▸ **EXERCISE DETAILS**: Look through the records and report how many lines include the word "用部首查字法查", with no other words.

▸ **DATA SUPPLIED**:
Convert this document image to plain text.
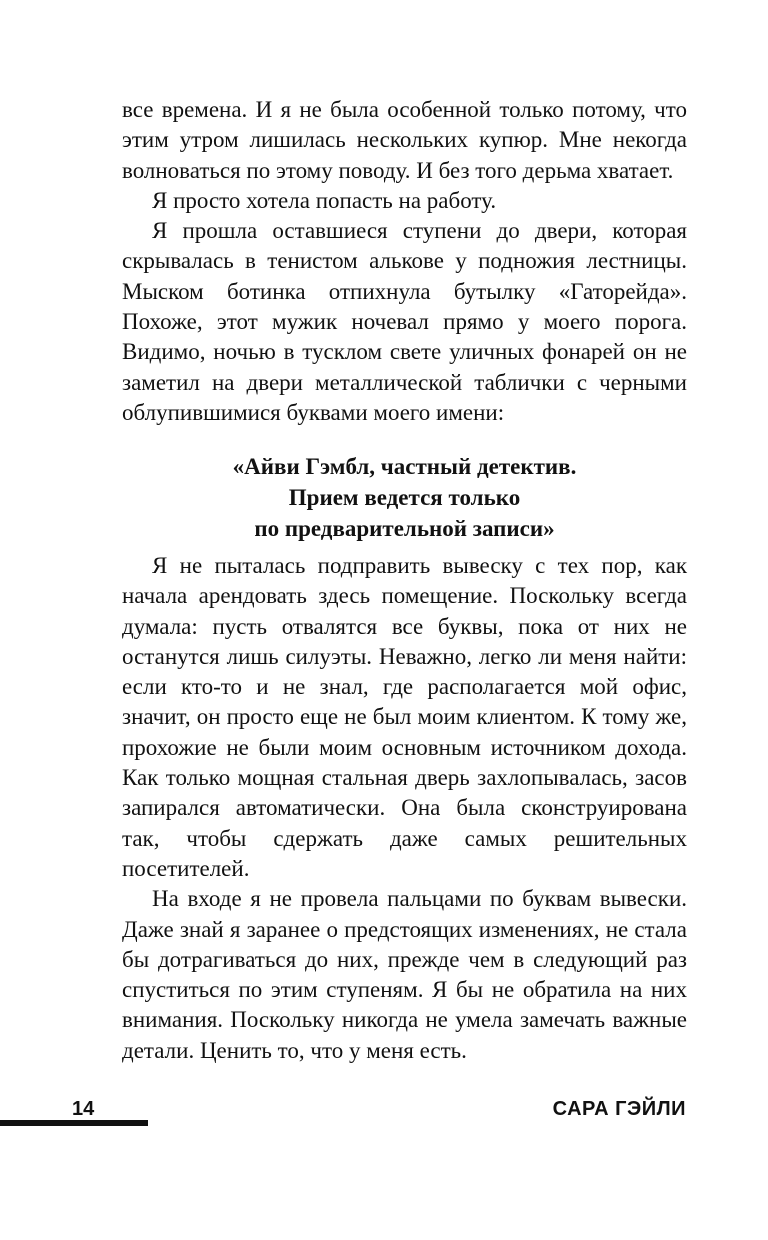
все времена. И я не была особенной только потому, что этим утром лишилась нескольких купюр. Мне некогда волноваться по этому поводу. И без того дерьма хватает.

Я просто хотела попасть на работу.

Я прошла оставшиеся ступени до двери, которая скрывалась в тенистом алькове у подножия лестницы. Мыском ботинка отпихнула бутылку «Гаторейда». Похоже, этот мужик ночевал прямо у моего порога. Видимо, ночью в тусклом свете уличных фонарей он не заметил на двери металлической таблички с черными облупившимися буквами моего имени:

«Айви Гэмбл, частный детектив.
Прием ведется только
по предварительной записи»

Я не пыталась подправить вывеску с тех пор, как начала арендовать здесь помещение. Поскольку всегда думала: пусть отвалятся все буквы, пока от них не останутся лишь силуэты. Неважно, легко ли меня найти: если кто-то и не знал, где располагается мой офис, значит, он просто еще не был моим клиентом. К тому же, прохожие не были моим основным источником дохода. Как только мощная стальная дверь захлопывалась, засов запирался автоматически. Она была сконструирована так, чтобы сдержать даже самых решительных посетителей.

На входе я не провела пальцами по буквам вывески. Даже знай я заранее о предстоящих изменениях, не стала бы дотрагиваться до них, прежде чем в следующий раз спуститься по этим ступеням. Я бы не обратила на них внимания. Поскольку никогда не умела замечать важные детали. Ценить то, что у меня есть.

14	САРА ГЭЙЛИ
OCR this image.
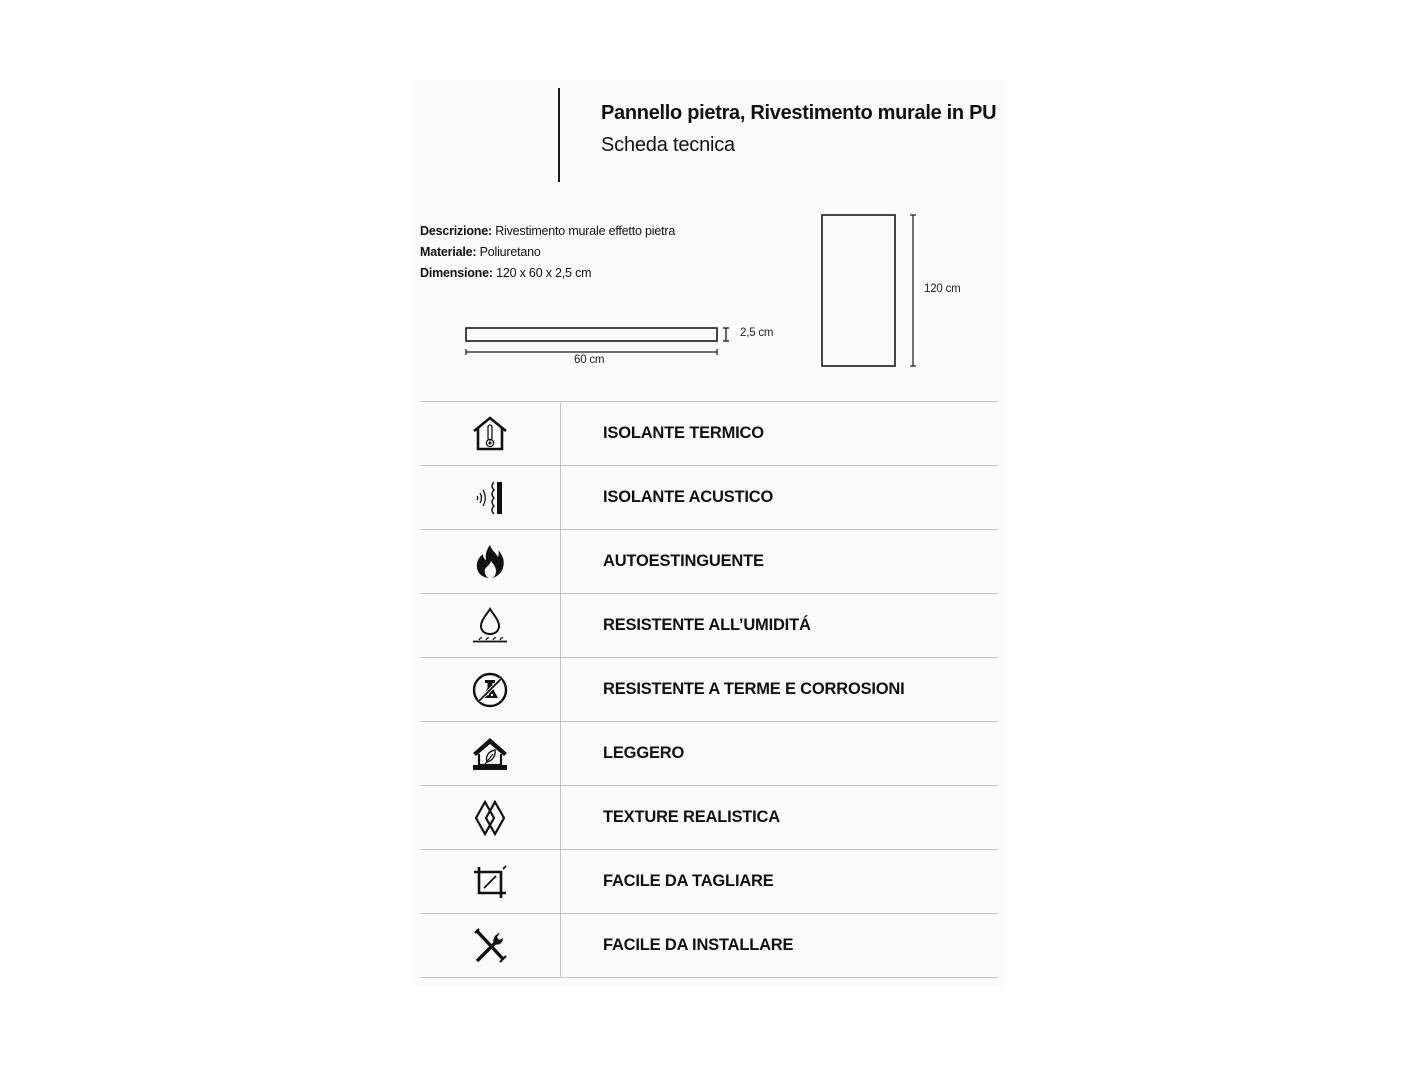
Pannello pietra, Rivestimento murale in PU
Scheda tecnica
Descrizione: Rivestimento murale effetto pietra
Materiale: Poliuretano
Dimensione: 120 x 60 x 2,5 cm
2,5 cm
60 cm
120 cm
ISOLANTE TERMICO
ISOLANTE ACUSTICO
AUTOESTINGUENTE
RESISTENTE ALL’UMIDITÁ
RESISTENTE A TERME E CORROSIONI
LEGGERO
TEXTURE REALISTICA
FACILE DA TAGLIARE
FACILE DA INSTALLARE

...

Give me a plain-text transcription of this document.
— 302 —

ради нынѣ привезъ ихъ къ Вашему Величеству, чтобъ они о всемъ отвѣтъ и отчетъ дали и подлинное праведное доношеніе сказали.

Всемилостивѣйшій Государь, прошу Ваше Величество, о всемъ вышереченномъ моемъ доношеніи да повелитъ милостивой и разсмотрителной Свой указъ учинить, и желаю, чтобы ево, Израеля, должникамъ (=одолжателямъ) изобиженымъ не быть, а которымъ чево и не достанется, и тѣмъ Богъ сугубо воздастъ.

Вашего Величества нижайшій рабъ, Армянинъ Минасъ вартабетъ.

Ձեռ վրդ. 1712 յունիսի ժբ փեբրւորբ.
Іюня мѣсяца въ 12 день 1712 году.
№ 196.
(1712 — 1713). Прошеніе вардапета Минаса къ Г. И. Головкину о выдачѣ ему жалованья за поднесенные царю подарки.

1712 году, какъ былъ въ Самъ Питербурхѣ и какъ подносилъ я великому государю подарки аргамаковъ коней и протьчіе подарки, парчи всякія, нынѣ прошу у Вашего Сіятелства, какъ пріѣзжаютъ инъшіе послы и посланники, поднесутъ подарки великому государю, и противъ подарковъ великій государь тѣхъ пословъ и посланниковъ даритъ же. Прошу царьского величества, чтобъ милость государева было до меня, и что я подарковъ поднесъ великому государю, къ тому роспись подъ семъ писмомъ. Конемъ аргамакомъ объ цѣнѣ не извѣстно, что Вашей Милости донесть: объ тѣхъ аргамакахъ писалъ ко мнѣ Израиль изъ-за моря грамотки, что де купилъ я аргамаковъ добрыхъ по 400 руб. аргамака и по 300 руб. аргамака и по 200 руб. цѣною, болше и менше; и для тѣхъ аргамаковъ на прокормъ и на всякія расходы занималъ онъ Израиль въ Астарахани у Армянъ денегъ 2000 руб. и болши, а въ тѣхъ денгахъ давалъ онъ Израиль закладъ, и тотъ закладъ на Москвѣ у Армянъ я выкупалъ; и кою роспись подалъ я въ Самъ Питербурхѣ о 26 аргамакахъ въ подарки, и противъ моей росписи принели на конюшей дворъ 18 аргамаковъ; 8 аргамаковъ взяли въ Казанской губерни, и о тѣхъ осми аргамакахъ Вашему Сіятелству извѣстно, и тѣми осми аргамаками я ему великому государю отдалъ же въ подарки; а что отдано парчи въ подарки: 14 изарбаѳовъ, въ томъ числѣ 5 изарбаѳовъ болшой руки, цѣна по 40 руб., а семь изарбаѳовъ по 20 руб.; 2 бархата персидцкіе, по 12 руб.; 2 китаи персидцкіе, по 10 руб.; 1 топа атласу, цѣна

...

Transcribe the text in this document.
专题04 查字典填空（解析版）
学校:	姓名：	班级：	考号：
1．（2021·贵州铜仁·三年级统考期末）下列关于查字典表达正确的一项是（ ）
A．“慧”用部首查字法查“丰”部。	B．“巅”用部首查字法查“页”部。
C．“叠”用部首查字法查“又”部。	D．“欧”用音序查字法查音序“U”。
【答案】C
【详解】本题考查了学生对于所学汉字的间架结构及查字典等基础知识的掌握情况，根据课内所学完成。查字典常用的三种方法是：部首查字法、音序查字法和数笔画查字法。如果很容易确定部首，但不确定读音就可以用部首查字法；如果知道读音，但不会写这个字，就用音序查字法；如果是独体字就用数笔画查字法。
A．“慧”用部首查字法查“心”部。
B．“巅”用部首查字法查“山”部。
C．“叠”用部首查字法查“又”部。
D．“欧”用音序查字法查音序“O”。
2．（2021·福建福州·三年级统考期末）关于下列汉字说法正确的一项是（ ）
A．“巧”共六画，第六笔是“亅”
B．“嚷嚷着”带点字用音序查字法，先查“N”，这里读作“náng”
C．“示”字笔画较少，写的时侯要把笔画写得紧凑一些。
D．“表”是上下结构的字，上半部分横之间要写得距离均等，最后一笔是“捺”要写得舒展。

▸ **WRITTEN ANSWER**: 5